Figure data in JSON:
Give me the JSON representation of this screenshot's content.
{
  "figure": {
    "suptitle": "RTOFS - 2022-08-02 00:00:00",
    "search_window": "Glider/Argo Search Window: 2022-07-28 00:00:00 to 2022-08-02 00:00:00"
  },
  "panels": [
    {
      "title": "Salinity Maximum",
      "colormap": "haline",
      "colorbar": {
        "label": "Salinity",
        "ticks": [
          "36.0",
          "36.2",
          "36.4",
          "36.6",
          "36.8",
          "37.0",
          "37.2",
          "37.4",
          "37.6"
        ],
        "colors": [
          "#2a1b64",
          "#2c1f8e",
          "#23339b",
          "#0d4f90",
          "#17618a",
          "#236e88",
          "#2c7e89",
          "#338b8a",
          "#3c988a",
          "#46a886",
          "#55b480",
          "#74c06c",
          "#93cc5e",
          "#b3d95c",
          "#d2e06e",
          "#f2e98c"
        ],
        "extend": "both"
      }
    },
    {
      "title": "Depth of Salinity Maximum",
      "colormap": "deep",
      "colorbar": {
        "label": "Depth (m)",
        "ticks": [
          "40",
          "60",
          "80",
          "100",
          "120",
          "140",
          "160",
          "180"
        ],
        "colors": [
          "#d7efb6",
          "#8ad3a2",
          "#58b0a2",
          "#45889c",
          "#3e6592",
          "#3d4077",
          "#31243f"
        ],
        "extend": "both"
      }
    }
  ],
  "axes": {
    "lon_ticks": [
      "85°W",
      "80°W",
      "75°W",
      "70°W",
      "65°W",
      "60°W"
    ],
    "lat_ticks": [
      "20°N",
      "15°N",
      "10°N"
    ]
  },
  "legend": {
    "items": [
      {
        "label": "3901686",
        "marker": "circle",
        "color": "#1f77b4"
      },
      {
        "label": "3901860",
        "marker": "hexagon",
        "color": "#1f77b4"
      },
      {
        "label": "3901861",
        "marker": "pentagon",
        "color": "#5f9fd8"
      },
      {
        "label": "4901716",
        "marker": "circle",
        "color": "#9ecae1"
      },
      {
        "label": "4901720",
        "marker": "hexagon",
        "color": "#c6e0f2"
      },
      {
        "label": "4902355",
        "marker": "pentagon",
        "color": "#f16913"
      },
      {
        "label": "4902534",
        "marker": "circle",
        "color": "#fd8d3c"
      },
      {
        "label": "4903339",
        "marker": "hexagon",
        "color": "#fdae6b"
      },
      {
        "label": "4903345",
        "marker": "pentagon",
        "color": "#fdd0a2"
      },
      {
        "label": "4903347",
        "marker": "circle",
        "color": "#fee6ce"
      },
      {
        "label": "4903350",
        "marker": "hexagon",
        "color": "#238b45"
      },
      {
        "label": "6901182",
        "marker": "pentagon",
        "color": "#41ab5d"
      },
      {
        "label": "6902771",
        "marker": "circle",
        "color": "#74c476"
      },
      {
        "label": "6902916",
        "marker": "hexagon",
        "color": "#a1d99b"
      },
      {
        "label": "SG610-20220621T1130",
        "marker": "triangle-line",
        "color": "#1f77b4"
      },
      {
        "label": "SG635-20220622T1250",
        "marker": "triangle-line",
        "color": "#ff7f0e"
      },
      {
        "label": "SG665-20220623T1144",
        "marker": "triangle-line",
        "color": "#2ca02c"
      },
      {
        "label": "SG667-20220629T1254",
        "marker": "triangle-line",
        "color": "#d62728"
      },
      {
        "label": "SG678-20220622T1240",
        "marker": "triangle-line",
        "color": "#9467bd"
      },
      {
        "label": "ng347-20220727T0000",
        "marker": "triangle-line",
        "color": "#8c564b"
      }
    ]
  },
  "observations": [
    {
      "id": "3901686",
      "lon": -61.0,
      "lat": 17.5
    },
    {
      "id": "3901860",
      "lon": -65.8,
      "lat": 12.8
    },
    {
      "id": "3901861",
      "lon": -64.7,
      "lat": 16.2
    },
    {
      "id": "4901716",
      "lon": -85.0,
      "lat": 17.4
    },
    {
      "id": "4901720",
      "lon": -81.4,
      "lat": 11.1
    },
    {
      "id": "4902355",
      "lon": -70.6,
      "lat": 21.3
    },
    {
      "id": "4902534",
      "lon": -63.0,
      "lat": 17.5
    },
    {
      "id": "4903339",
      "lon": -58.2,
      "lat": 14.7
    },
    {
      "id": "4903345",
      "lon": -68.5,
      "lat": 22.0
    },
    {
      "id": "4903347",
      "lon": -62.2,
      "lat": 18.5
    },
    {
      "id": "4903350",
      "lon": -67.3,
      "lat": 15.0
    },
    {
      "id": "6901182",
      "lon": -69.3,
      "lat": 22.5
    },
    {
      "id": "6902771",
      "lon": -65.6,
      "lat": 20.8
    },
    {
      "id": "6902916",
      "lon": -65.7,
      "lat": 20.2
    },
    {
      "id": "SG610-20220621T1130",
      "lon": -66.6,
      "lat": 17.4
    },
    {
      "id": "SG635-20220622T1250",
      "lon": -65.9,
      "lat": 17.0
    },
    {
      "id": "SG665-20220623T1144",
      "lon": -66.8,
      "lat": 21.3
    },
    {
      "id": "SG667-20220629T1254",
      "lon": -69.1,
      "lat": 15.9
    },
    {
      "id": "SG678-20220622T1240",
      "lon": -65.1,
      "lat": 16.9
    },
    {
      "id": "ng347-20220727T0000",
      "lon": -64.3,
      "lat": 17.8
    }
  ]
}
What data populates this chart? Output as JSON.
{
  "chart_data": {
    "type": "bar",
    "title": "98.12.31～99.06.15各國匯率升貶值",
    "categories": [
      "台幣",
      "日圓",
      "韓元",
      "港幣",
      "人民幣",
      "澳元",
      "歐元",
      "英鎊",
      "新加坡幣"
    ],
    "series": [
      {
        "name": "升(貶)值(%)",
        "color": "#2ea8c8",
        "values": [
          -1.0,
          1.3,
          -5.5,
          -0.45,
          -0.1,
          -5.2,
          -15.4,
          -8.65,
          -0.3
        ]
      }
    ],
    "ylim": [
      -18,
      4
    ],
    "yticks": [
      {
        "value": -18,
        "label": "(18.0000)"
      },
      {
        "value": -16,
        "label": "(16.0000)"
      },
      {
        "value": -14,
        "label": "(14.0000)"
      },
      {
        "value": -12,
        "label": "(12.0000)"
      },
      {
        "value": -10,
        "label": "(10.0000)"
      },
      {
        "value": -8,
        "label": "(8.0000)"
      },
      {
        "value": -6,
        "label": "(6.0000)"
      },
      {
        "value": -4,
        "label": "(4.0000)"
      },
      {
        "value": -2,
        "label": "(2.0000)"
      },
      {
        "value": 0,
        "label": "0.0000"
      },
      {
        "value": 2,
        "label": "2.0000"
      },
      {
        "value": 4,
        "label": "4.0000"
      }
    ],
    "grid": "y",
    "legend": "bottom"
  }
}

» **GOAL**:
Output the full listing without altering anything.

» **EXERCISE OUTPUT**:
Give me the JSON representation of this screenshot's content.
{
  "figure": {
    "suptitle": "RTOFS - 2022-08-02 00:00:00",
    "search_window": "Glider/Argo Search Window: 2022-07-28 00:00:00 to 2022-08-02 00:00:00"
  },
  "panels": [
    {
      "title": "Salinity Maximum",
      "colormap": "haline",
      "colorbar": {
        "label": "Salinity",
        "ticks": [
          "36.0",
          "36.2",
          "36.4",
          "36.6",
          "36.8",
          "37.0",
          "37.2",
          "37.4",
          "37.6"
        ],
        "colors": [
          "#2a1b64",
          "#2c1f8e",
          "#23339b",
          "#0d4f90",
          "#17618a",
          "#236e88",
          "#2c7e89",
          "#338b8a",
          "#3c988a",
          "#46a886",
          "#55b480",
          "#74c06c",
          "#93cc5e",
          "#b3d95c",
          "#d2e06e",
          "#f2e98c"
        ],
        "extend": "both"
      }
    },
    {
      "title": "Depth of Salinity Maximum",
      "colormap": "deep",
      "colorbar": {
        "label": "Depth (m)",
        "ticks": [
          "40",
          "60",
          "80",
          "100",
          "120",
          "140",
          "160",
          "180"
        ],
        "colors": [
          "#d7efb6",
          "#8ad3a2",
          "#58b0a2",
          "#45889c",
          "#3e6592",
          "#3d4077",
          "#31243f"
        ],
        "extend": "both"
      }
    }
  ],
  "axes": {
    "lon_ticks": [
      "85°W",
      "80°W",
      "75°W",
      "70°W",
      "65°W",
      "60°W"
    ],
    "lat_ticks": [
      "20°N",
      "15°N",
      "10°N"
    ]
  },
  "legend": {
    "items": [
      {
        "label": "3901686",
        "marker": "circle",
        "color": "#1f77b4"
      },
      {
        "label": "3901860",
        "marker": "hexagon",
        "color": "#1f77b4"
      },
      {
        "label": "3901861",
        "marker": "pentagon",
        "color": "#5f9fd8"
      },
      {
        "label": "4901716",
        "marker": "circle",
        "color": "#9ecae1"
      },
      {
        "label": "4901720",
        "marker": "hexagon",
        "color": "#c6e0f2"
      },
      {
        "label": "4902355",
        "marker": "pentagon",
        "color": "#f16913"
      },
      {
        "label": "4902534",
        "marker": "circle",
        "color": "#fd8d3c"
      },
      {
        "label": "4903339",
        "marker": "hexagon",
        "color": "#fdae6b"
      },
      {
        "label": "4903345",
        "marker": "pentagon",
        "color": "#fdd0a2"
      },
      {
        "label": "4903347",
        "marker": "circle",
        "color": "#fee6ce"
      },
      {
        "label": "4903350",
        "marker": "hexagon",
        "color": "#238b45"
      },
      {
        "label": "6901182",
        "marker": "pentagon",
        "color": "#41ab5d"
      },
      {
        "label": "6902771",
        "marker": "circle",
        "color": "#74c476"
      },
      {
        "label": "6902916",
        "marker": "hexagon",
        "color": "#a1d99b"
      },
      {
        "label": "SG610-20220621T1130",
        "marker": "triangle-line",
        "color": "#1f77b4"
      },
      {
        "label": "SG635-20220622T1250",
        "marker": "triangle-line",
        "color": "#ff7f0e"
      },
      {
        "label": "SG665-20220623T1144",
        "marker": "triangle-line",
        "color": "#2ca02c"
      },
      {
        "label": "SG667-20220629T1254",
        "marker": "triangle-line",
        "color": "#d62728"
      },
      {
        "label": "SG678-20220622T1240",
        "marker": "triangle-line",
        "color": "#9467bd"
      },
      {
        "label": "ng347-20220727T0000",
        "marker": "triangle-line",
        "color": "#8c564b"
      }
    ]
  },
  "observations": [
    {
      "id": "3901686",
      "lon": -61.0,
      "lat": 17.5
    },
    {
      "id": "3901860",
      "lon": -65.8,
      "lat": 12.8
    },
    {
      "id": "3901861",
      "lon": -64.7,
      "lat": 16.2
    },
    {
      "id": "4901716",
      "lon": -85.0,
      "lat": 17.4
    },
    {
      "id": "4901720",
      "lon": -81.4,
      "lat": 11.1
    },
    {
      "id": "4902355",
      "lon": -70.6,
      "lat": 21.3
    },
    {
      "id": "4902534",
      "lon": -63.0,
      "lat": 17.5
    },
    {
      "id": "4903339",
      "lon": -58.2,
      "lat": 14.7
    },
    {
      "id": "4903345",
      "lon": -68.5,
      "lat": 22.0
    },
    {
      "id": "4903347",
      "lon": -62.2,
      "lat": 18.5
    },
    {
      "id": "4903350",
      "lon": -67.3,
      "lat": 15.0
    },
    {
      "id": "6901182",
      "lon": -69.3,
      "lat": 22.5
    },
    {
      "id": "6902771",
      "lon": -65.6,
      "lat": 20.8
    },
    {
      "id": "6902916",
      "lon": -65.7,
      "lat": 20.2
    },
    {
      "id": "SG610-20220621T1130",
      "lon": -66.6,
      "lat": 17.4
    },
    {
      "id": "SG635-20220622T1250",
      "lon": -65.9,
      "lat": 17.0
    },
    {
      "id": "SG665-20220623T1144",
      "lon": -66.8,
      "lat": 21.3
    },
    {
      "id": "SG667-20220629T1254",
      "lon": -69.1,
      "lat": 15.9
    },
    {
      "id": "SG678-20220622T1240",
      "lon": -65.1,
      "lat": 16.9
    },
    {
      "id": "ng347-20220727T0000",
      "lon": -64.3,
      "lat": 17.8
    }
  ]
}
What data populates this chart? Output as JSON.
{
  "chart_data": {
    "type": "bar",
    "title": "98.12.31～99.06.15各國匯率升貶值",
    "categories": [
      "台幣",
      "日圓",
      "韓元",
      "港幣",
      "人民幣",
      "澳元",
      "歐元",
      "英鎊",
      "新加坡幣"
    ],
    "series": [
      {
        "name": "升(貶)值(%)",
        "color": "#2ea8c8",
        "values": [
          -1.0,
          1.3,
          -5.5,
          -0.45,
          -0.1,
          -5.2,
          -15.4,
          -8.65,
          -0.3
        ]
      }
    ],
    "ylim": [
      -18,
      4
    ],
    "yticks": [
      {
        "value": -18,
        "label": "(18.0000)"
      },
      {
        "value": -16,
        "label": "(16.0000)"
      },
      {
        "value": -14,
        "label": "(14.0000)"
      },
      {
        "value": -12,
        "label": "(12.0000)"
      },
      {
        "value": -10,
        "label": "(10.0000)"
      },
      {
        "value": -8,
        "label": "(8.0000)"
      },
      {
        "value": -6,
        "label": "(6.0000)"
      },
      {
        "value": -4,
        "label": "(4.0000)"
      },
      {
        "value": -2,
        "label": "(2.0000)"
      },
      {
        "value": 0,
        "label": "0.0000"
      },
      {
        "value": 2,
        "label": "2.0000"
      },
      {
        "value": 4,
        "label": "4.0000"
      }
    ],
    "grid": "y",
    "legend": "bottom"
  }
}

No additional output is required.